PROBLEM DESCRIPTION –
Without the pictures, reproduce the records that follow exactly.

··· LISTED ENTRIES ···

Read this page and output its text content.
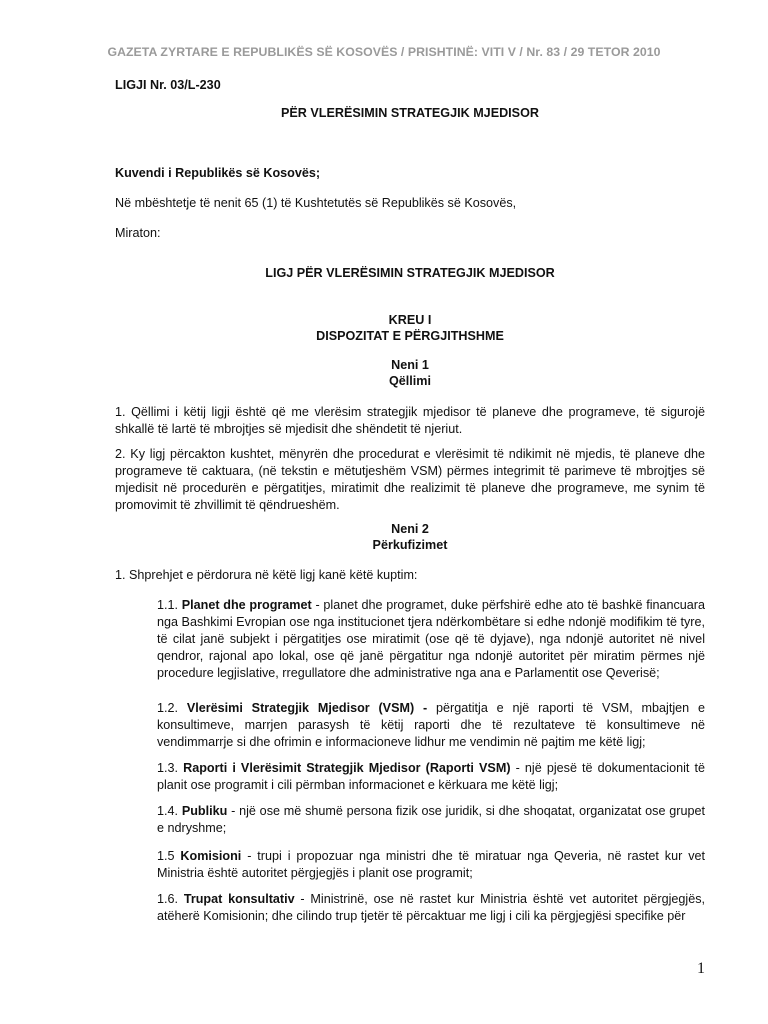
GAZETA ZYRTARE E REPUBLIKËS SË KOSOVËS / PRISHTINË: VITI V / Nr. 83 / 29 TETOR 2010
LIGJI Nr. 03/L-230
PËR VLERËSIMIN STRATEGJIK MJEDISOR
Kuvendi i Republikës së Kosovës;
Në mbështetje të nenit 65 (1) të Kushtetutës së Republikës së Kosovës,
Miraton:
LIGJ PËR VLERËSIMIN STRATEGJIK MJEDISOR
KREU I
DISPOZITAT E PËRGJITHSHME
Neni 1
Qëllimi

1. Qëllimi i këtij ligji është që me vlerësim strategjik mjedisor të planeve dhe programeve, të sigurojë shkallë të lartë të mbrojtjes së mjedisit dhe shëndetit të njeriut.

2. Ky ligj përcakton kushtet, mënyrën dhe procedurat e vlerësimit të ndikimit në mjedis, të planeve dhe programeve të caktuara, (në tekstin e mëtutjeshëm VSM) përmes integrimit të parimeve të mbrojtjes së mjedisit në procedurën e përgatitjes, miratimit dhe realizimit të planeve dhe programeve, me synim të promovimit të zhvillimit të qëndrueshëm.

Neni 2
Përkufizimet
1. Shprehjet e përdorura në këtë ligj kanë këtë kuptim:

1.1. Planet dhe programet - planet dhe programet, duke përfshirë edhe ato të bashkë financuara nga Bashkimi Evropian ose nga institucionet tjera ndërkombëtare si edhe ndonjë modifikim të tyre, të cilat janë subjekt i përgatitjes ose miratimit (ose që të dyjave), nga ndonjë autoritet në nivel qendror, rajonal apo lokal, ose që janë përgatitur nga ndonjë autoritet për miratim përmes një procedure legjislative, rregullatore dhe administrative nga ana e Parlamentit ose Qeverisë;

1.2. Vlerësimi Strategjik Mjedisor (VSM) - përgatitja e një raporti të VSM, mbajtjen e konsultimeve, marrjen parasysh të këtij raporti dhe të rezultateve të konsultimeve në vendimmarrje si dhe ofrimin e informacioneve lidhur me vendimin në pajtim me këtë ligj;

1.3. Raporti i Vlerësimit Strategjik Mjedisor (Raporti VSM) - një pjesë të dokumentacionit të planit ose programit i cili përmban informacionet e kërkuara me këtë ligj;

1.4. Publiku - një ose më shumë persona fizik ose juridik, si dhe shoqatat, organizatat ose grupet e ndryshme;

1.5 Komisioni - trupi i propozuar nga ministri dhe të miratuar nga Qeveria, në rastet kur vet Ministria është autoritet përgjegjës i planit ose programit;

1.6. Trupat konsultativ - Ministrinë, ose në rastet kur Ministria është vet autoritet përgjegjës, atëherë Komisionin; dhe cilindo trup tjetër të përcaktuar me ligj i cili ka përgjegjësi specifike për

1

···

OUTPUT FOR THIS EXERCISE –
Read this page and output its text content.
GAZETA ZYRTARE E REPUBLIKËS SË KOSOVËS / PRISHTINË: VITI V / Nr. 83 / 29 TETOR 2010
LIGJI Nr. 03/L-230
PËR VLERËSIMIN STRATEGJIK MJEDISOR
Kuvendi i Republikës së Kosovës;
Në mbështetje të nenit 65 (1) të Kushtetutës së Republikës së Kosovës,
Miraton:
LIGJ PËR VLERËSIMIN STRATEGJIK MJEDISOR
KREU I
DISPOZITAT E PËRGJITHSHME
Neni 1
Qëllimi

1. Qëllimi i këtij ligji është që me vlerësim strategjik mjedisor të planeve dhe programeve, të sigurojë shkallë të lartë të mbrojtjes së mjedisit dhe shëndetit të njeriut.

2. Ky ligj përcakton kushtet, mënyrën dhe procedurat e vlerësimit të ndikimit në mjedis, të planeve dhe programeve të caktuara, (në tekstin e mëtutjeshëm VSM) përmes integrimit të parimeve të mbrojtjes së mjedisit në procedurën e përgatitjes, miratimit dhe realizimit të planeve dhe programeve, me synim të promovimit të zhvillimit të qëndrueshëm.

Neni 2
Përkufizimet
1. Shprehjet e përdorura në këtë ligj kanë këtë kuptim:

1.1. Planet dhe programet - planet dhe programet, duke përfshirë edhe ato të bashkë financuara nga Bashkimi Evropian ose nga institucionet tjera ndërkombëtare si edhe ndonjë modifikim të tyre, të cilat janë subjekt i përgatitjes ose miratimit (ose që të dyjave), nga ndonjë autoritet në nivel qendror, rajonal apo lokal, ose që janë përgatitur nga ndonjë autoritet për miratim përmes një procedure legjislative, rregullatore dhe administrative nga ana e Parlamentit ose Qeverisë;

1.2. Vlerësimi Strategjik Mjedisor (VSM) - përgatitja e një raporti të VSM, mbajtjen e konsultimeve, marrjen parasysh të këtij raporti dhe të rezultateve të konsultimeve në vendimmarrje si dhe ofrimin e informacioneve lidhur me vendimin në pajtim me këtë ligj;

1.3. Raporti i Vlerësimit Strategjik Mjedisor (Raporti VSM) - një pjesë të dokumentacionit të planit ose programit i cili përmban informacionet e kërkuara me këtë ligj;

1.4. Publiku - një ose më shumë persona fizik ose juridik, si dhe shoqatat, organizatat ose grupet e ndryshme;

1.5 Komisioni - trupi i propozuar nga ministri dhe të miratuar nga Qeveria, në rastet kur vet Ministria është autoritet përgjegjës i planit ose programit;

1.6. Trupat konsultativ - Ministrinë, ose në rastet kur Ministria është vet autoritet përgjegjës, atëherë Komisionin; dhe cilindo trup tjetër të përcaktuar me ligj i cili ka përgjegjësi specifike për

1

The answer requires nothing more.